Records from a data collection
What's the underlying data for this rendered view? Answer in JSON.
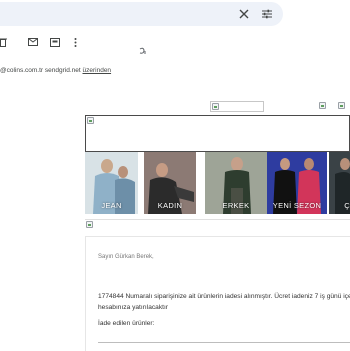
{
  "search": {
    "placeholder": ""
  },
  "toolbar": {
    "icons": [
      "delete-icon",
      "mark-unread-icon",
      "move-to-icon",
      "more-vert-icon"
    ]
  },
  "email": {
    "sender_line": {
      "address": "@colins.com.tr",
      "via_domain": "sendgrid.net",
      "via_label": "üzerinden"
    }
  },
  "newsletter": {
    "categories": [
      {
        "label": "JEAN",
        "bg": "#c9d6dc"
      },
      {
        "label": "KADIN",
        "bg": "#a88f86"
      },
      {
        "label": "ERKEK",
        "bg": "#6f7a6a"
      },
      {
        "label": "YENİ SEZON",
        "bg": "#3b4aa8"
      },
      {
        "label": "Ç",
        "bg": "#2f3a3f"
      }
    ],
    "greeting": "Sayın Gürkan Berek,",
    "message_line1": "1774844 Numaralı siparişinize ait ürünlerin iadesi alınmıştır. Ücret iadeniz 7 iş günü içe",
    "message_line2": "hesabınıza yatırılacaktır",
    "returned_label": "İade edilen ürünler:"
  }
}
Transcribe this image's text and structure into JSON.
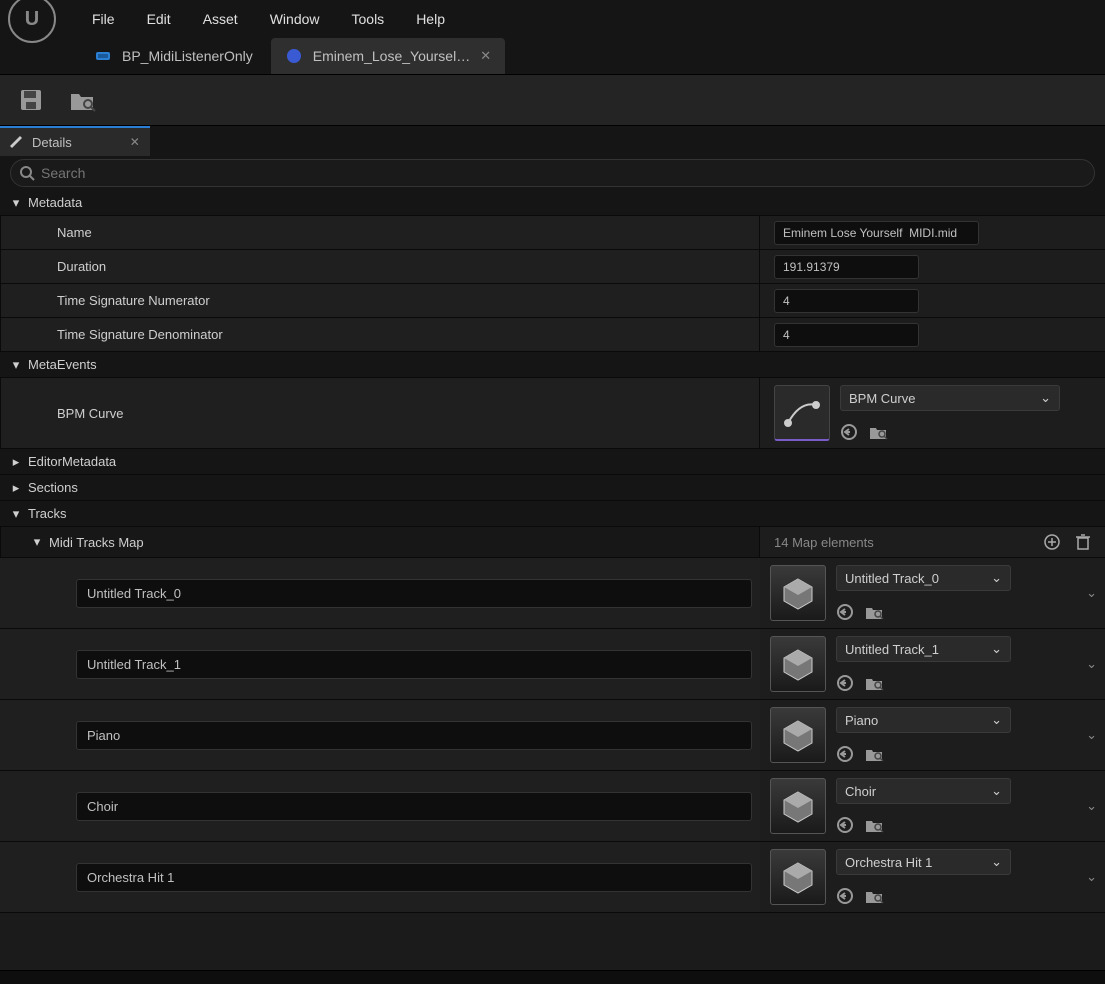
{
  "menu": [
    "File",
    "Edit",
    "Asset",
    "Window",
    "Tools",
    "Help"
  ],
  "tabs": [
    {
      "label": "BP_MidiListenerOnly",
      "active": false,
      "closable": false
    },
    {
      "label": "Eminem_Lose_Yoursel…",
      "active": true,
      "closable": true
    }
  ],
  "detailsPanel": {
    "title": "Details"
  },
  "search": {
    "placeholder": "Search"
  },
  "categories": {
    "metadata": {
      "title": "Metadata",
      "rows": {
        "name": {
          "label": "Name",
          "value": "Eminem Lose Yourself  MIDI.mid"
        },
        "duration": {
          "label": "Duration",
          "value": "191.91379"
        },
        "tsn": {
          "label": "Time Signature Numerator",
          "value": "4"
        },
        "tsd": {
          "label": "Time Signature Denominator",
          "value": "4"
        }
      }
    },
    "metaevents": {
      "title": "MetaEvents",
      "bpm": {
        "label": "BPM Curve",
        "dropdown": "BPM Curve"
      }
    },
    "editorMetadata": {
      "title": "EditorMetadata"
    },
    "sections": {
      "title": "Sections"
    },
    "tracks": {
      "title": "Tracks",
      "mapHeader": "Midi Tracks Map",
      "mapCount": "14 Map elements",
      "items": [
        {
          "key": "Untitled Track_0",
          "value": "Untitled Track_0"
        },
        {
          "key": "Untitled Track_1",
          "value": "Untitled Track_1"
        },
        {
          "key": "Piano",
          "value": "Piano"
        },
        {
          "key": "Choir",
          "value": "Choir"
        },
        {
          "key": "Orchestra Hit 1",
          "value": "Orchestra Hit 1"
        }
      ]
    }
  }
}
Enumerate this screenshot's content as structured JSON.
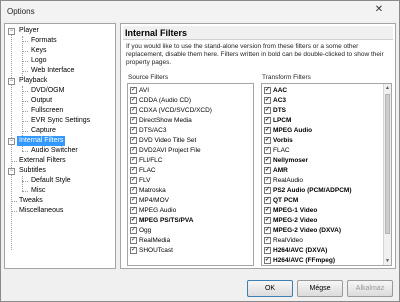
{
  "window": {
    "title": "Options",
    "close_glyph": "✕"
  },
  "tree": {
    "items": [
      {
        "label": "Player",
        "toggle": "−"
      },
      {
        "label": "Formats"
      },
      {
        "label": "Keys"
      },
      {
        "label": "Logo"
      },
      {
        "label": "Web Interface"
      },
      {
        "label": "Playback",
        "toggle": "−"
      },
      {
        "label": "DVD/OGM"
      },
      {
        "label": "Output"
      },
      {
        "label": "Fullscreen"
      },
      {
        "label": "EVR Sync Settings"
      },
      {
        "label": "Capture"
      },
      {
        "label": "Internal Filters",
        "toggle": "−",
        "selected": true
      },
      {
        "label": "Audio Switcher"
      },
      {
        "label": "External Filters"
      },
      {
        "label": "Subtitles",
        "toggle": "−"
      },
      {
        "label": "Default Style"
      },
      {
        "label": "Misc"
      },
      {
        "label": "Tweaks"
      },
      {
        "label": "Miscellaneous"
      }
    ]
  },
  "panel": {
    "title": "Internal Filters",
    "description": "If you would like to use the stand-alone version from these filters or a some other replacement, disable them here. Filters written in bold can be double-clicked to show their property pages.",
    "source_label": "Source Filters",
    "transform_label": "Transform Filters",
    "check_glyph": "✓",
    "source_filters": [
      {
        "label": "AVI",
        "bold": false
      },
      {
        "label": "CDDA (Audio CD)",
        "bold": false
      },
      {
        "label": "CDXA (VCD/SVCD/XCD)",
        "bold": false
      },
      {
        "label": "DirectShow Media",
        "bold": false
      },
      {
        "label": "DTS/AC3",
        "bold": false
      },
      {
        "label": "DVD Video Title Set",
        "bold": false
      },
      {
        "label": "DVD2AVI Project File",
        "bold": false
      },
      {
        "label": "FLI/FLC",
        "bold": false
      },
      {
        "label": "FLAC",
        "bold": false
      },
      {
        "label": "FLV",
        "bold": false
      },
      {
        "label": "Matroska",
        "bold": false
      },
      {
        "label": "MP4/MOV",
        "bold": false
      },
      {
        "label": "MPEG Audio",
        "bold": false
      },
      {
        "label": "MPEG PS/TS/PVA",
        "bold": true
      },
      {
        "label": "Ogg",
        "bold": false
      },
      {
        "label": "RealMedia",
        "bold": false
      },
      {
        "label": "SHOUTcast",
        "bold": false
      }
    ],
    "transform_filters": [
      {
        "label": "AAC",
        "bold": true
      },
      {
        "label": "AC3",
        "bold": true
      },
      {
        "label": "DTS",
        "bold": true
      },
      {
        "label": "LPCM",
        "bold": true
      },
      {
        "label": "MPEG Audio",
        "bold": true
      },
      {
        "label": "Vorbis",
        "bold": true
      },
      {
        "label": "FLAC",
        "bold": false
      },
      {
        "label": "Nellymoser",
        "bold": true
      },
      {
        "label": "AMR",
        "bold": true
      },
      {
        "label": "RealAudio",
        "bold": false
      },
      {
        "label": "PS2 Audio (PCM/ADPCM)",
        "bold": true
      },
      {
        "label": "QT PCM",
        "bold": true
      },
      {
        "label": "MPEG-1 Video",
        "bold": true
      },
      {
        "label": "MPEG-2 Video",
        "bold": true
      },
      {
        "label": "MPEG-2 Video (DXVA)",
        "bold": true
      },
      {
        "label": "RealVideo",
        "bold": false
      },
      {
        "label": "H264/AVC (DXVA)",
        "bold": true
      },
      {
        "label": "H264/AVC (FFmpeg)",
        "bold": true
      }
    ]
  },
  "buttons": {
    "ok": "OK",
    "cancel": "Mégse",
    "apply": "Alkalmaz"
  }
}
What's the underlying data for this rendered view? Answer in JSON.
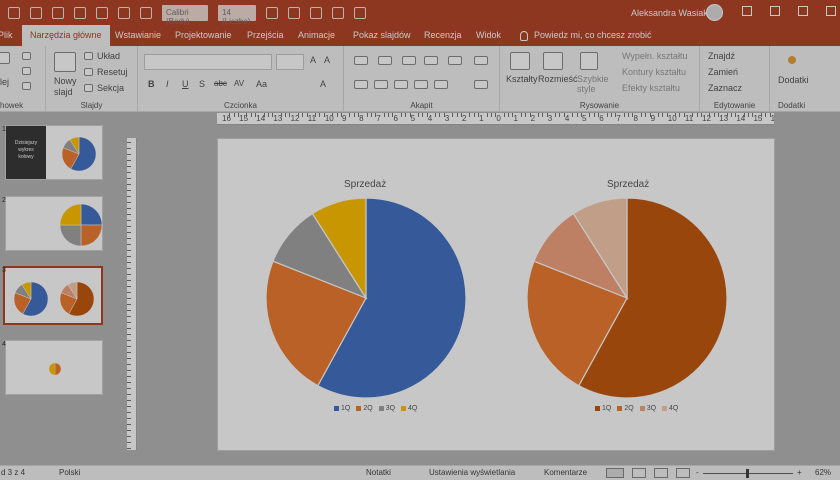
{
  "titlebar": {
    "font_box": "Calibri (Body)",
    "size_box": "14 (Liczba)",
    "user": "Aleksandra Wasiak"
  },
  "tabs": [
    {
      "label": "Plik",
      "active": false
    },
    {
      "label": "Narzędzia główne",
      "active": true
    },
    {
      "label": "Wstawianie",
      "active": false
    },
    {
      "label": "Projektowanie",
      "active": false
    },
    {
      "label": "Przejścia",
      "active": false
    },
    {
      "label": "Animacje",
      "active": false
    },
    {
      "label": "Pokaz slajdów",
      "active": false
    },
    {
      "label": "Recenzja",
      "active": false
    },
    {
      "label": "Widok",
      "active": false
    }
  ],
  "tell_me": "Powiedz mi, co chcesz zrobić",
  "ribbon": {
    "groups": {
      "schowek": "howek",
      "slajdy": "Slajdy",
      "czcionka": "Czcionka",
      "akapit": "Akapit",
      "rysowanie": "Rysowanie",
      "edytowanie": "Edytowanie",
      "dodatki": "Dodatki"
    },
    "wklej": "lej",
    "nowy_slajd": "Nowy slajd",
    "uklad": "Układ",
    "resetuj": "Resetuj",
    "sekcja": "Sekcja",
    "font_buttons": [
      "B",
      "I",
      "U",
      "S",
      "abc",
      "AV",
      "Aa",
      "A"
    ],
    "ksztalty": "Kształty",
    "rozmiesc": "Rozmieść",
    "szybkie_style": "Szybkie style",
    "wypelnienie": "Wypełn. kształtu",
    "kontury": "Kontury kształtu",
    "efekty": "Efekty kształtu",
    "znajdz": "Znajdź",
    "zamien": "Zamień",
    "zaznacz": "Zaznacz",
    "dodatki_btn": "Dodatki"
  },
  "ruler_numbers": [
    "16",
    "15",
    "14",
    "13",
    "12",
    "11",
    "10",
    "9",
    "8",
    "7",
    "6",
    "5",
    "4",
    "3",
    "2",
    "1",
    "0",
    "1",
    "2",
    "3",
    "4",
    "5",
    "6",
    "7",
    "8",
    "9",
    "10",
    "11",
    "12",
    "13",
    "14",
    "15",
    "16"
  ],
  "thumbs": [
    {
      "num": "1",
      "title_lines": [
        "Dzisiejszy",
        "wykres",
        "kołowy"
      ]
    },
    {
      "num": "2"
    },
    {
      "num": "3"
    },
    {
      "num": "4"
    }
  ],
  "chart_data": [
    {
      "type": "pie",
      "title": "Sprzedaż",
      "categories": [
        "1Q",
        "2Q",
        "3Q",
        "4Q"
      ],
      "values": [
        58,
        23,
        10,
        9
      ],
      "colors": [
        "#4472c4",
        "#ed7d31",
        "#a5a5a5",
        "#ffc000"
      ]
    },
    {
      "type": "pie",
      "title": "Sprzedaż",
      "categories": [
        "1Q",
        "2Q",
        "3Q",
        "4Q"
      ],
      "values": [
        58,
        23,
        10,
        9
      ],
      "colors": [
        "#c55a11",
        "#ed7d31",
        "#f4a582",
        "#f8cbad"
      ]
    }
  ],
  "status": {
    "slide_info": "d 3 z 4",
    "language": "Polski",
    "notes": "Notatki",
    "display_settings": "Ustawienia wyświetlania",
    "comments": "Komentarze",
    "zoom": "62%",
    "zoom_minus": "-",
    "zoom_plus": "+"
  }
}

**Work required:** Scan the lines for the string "Signature". Pick out every line that has it.

**Response to this task:**
          "label": "Time Signature Numerator",
          "label": "Time Signature Denominator",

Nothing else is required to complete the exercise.